JOB.
Write each line out exactly, leaving none out.

GIVEN RECORDS.
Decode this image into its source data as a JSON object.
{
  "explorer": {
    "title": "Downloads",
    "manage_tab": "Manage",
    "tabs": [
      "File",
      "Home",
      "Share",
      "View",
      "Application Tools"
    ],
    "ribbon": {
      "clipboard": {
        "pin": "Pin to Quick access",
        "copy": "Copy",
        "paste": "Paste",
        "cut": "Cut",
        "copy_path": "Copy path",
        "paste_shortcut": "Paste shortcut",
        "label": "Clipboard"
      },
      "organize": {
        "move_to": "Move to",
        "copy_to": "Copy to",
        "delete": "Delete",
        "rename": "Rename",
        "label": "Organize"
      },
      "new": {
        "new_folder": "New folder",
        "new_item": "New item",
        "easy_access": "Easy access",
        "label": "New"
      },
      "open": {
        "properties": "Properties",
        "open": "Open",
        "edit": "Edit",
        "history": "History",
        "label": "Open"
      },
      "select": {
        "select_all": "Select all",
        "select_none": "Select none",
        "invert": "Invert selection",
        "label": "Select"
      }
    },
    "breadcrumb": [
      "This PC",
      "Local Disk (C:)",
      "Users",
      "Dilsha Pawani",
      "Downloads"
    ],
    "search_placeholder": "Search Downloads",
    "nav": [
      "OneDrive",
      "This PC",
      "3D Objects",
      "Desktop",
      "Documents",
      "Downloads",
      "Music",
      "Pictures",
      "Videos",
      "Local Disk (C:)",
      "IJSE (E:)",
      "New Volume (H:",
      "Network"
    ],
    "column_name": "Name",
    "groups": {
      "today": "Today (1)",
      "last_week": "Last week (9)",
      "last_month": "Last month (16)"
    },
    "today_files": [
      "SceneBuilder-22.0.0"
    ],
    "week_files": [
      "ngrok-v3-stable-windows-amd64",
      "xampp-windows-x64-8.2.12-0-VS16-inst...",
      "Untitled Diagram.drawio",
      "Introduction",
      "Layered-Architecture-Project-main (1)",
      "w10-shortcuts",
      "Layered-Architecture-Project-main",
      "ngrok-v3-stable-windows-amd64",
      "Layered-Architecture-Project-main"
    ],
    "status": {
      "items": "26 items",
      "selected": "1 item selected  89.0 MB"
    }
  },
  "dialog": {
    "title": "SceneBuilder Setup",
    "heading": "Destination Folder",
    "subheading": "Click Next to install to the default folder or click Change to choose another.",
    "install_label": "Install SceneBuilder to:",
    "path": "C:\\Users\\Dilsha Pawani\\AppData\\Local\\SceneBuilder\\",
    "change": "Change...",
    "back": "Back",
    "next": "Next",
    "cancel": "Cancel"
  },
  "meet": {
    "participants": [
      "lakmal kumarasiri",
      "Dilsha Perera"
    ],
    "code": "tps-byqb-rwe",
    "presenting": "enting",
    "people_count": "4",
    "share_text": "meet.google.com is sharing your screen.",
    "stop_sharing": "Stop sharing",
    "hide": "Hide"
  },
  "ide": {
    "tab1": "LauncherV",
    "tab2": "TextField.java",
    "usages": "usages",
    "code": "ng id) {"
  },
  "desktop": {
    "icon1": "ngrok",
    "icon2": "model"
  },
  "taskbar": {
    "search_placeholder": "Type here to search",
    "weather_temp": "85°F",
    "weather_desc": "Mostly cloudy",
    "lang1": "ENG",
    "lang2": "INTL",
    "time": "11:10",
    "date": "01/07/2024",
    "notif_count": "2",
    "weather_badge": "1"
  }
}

EXPECTED OUTPUT.
Decode this image into its source data as a JSON object.
{
  "explorer": {
    "title": "Downloads",
    "manage_tab": "Manage",
    "tabs": [
      "File",
      "Home",
      "Share",
      "View",
      "Application Tools"
    ],
    "ribbon": {
      "clipboard": {
        "pin": "Pin to Quick access",
        "copy": "Copy",
        "paste": "Paste",
        "cut": "Cut",
        "copy_path": "Copy path",
        "paste_shortcut": "Paste shortcut",
        "label": "Clipboard"
      },
      "organize": {
        "move_to": "Move to",
        "copy_to": "Copy to",
        "delete": "Delete",
        "rename": "Rename",
        "label": "Organize"
      },
      "new": {
        "new_folder": "New folder",
        "new_item": "New item",
        "easy_access": "Easy access",
        "label": "New"
      },
      "open": {
        "properties": "Properties",
        "open": "Open",
        "edit": "Edit",
        "history": "History",
        "label": "Open"
      },
      "select": {
        "select_all": "Select all",
        "select_none": "Select none",
        "invert": "Invert selection",
        "label": "Select"
      }
    },
    "breadcrumb": [
      "This PC",
      "Local Disk (C:)",
      "Users",
      "Dilsha Pawani",
      "Downloads"
    ],
    "search_placeholder": "Search Downloads",
    "nav": [
      "OneDrive",
      "This PC",
      "3D Objects",
      "Desktop",
      "Documents",
      "Downloads",
      "Music",
      "Pictures",
      "Videos",
      "Local Disk (C:)",
      "IJSE (E:)",
      "New Volume (H:",
      "Network"
    ],
    "column_name": "Name",
    "groups": {
      "today": "Today (1)",
      "last_week": "Last week (9)",
      "last_month": "Last month (16)"
    },
    "today_files": [
      "SceneBuilder-22.0.0"
    ],
    "week_files": [
      "ngrok-v3-stable-windows-amd64",
      "xampp-windows-x64-8.2.12-0-VS16-inst...",
      "Untitled Diagram.drawio",
      "Introduction",
      "Layered-Architecture-Project-main (1)",
      "w10-shortcuts",
      "Layered-Architecture-Project-main",
      "ngrok-v3-stable-windows-amd64",
      "Layered-Architecture-Project-main"
    ],
    "status": {
      "items": "26 items",
      "selected": "1 item selected  89.0 MB"
    }
  },
  "dialog": {
    "title": "SceneBuilder Setup",
    "heading": "Destination Folder",
    "subheading": "Click Next to install to the default folder or click Change to choose another.",
    "install_label": "Install SceneBuilder to:",
    "path": "C:\\Users\\Dilsha Pawani\\AppData\\Local\\SceneBuilder\\",
    "change": "Change...",
    "back": "Back",
    "next": "Next",
    "cancel": "Cancel"
  },
  "meet": {
    "participants": [
      "lakmal kumarasiri",
      "Dilsha Perera"
    ],
    "code": "tps-byqb-rwe",
    "presenting": "enting",
    "people_count": "4",
    "share_text": "meet.google.com is sharing your screen.",
    "stop_sharing": "Stop sharing",
    "hide": "Hide"
  },
  "ide": {
    "tab1": "LauncherV",
    "tab2": "TextField.java",
    "usages": "usages",
    "code": "ng id) {"
  },
  "desktop": {
    "icon1": "ngrok",
    "icon2": "model"
  },
  "taskbar": {
    "search_placeholder": "Type here to search",
    "weather_temp": "85°F",
    "weather_desc": "Mostly cloudy",
    "lang1": "ENG",
    "lang2": "INTL",
    "time": "11:10",
    "date": "01/07/2024",
    "notif_count": "2",
    "weather_badge": "1"
  }
}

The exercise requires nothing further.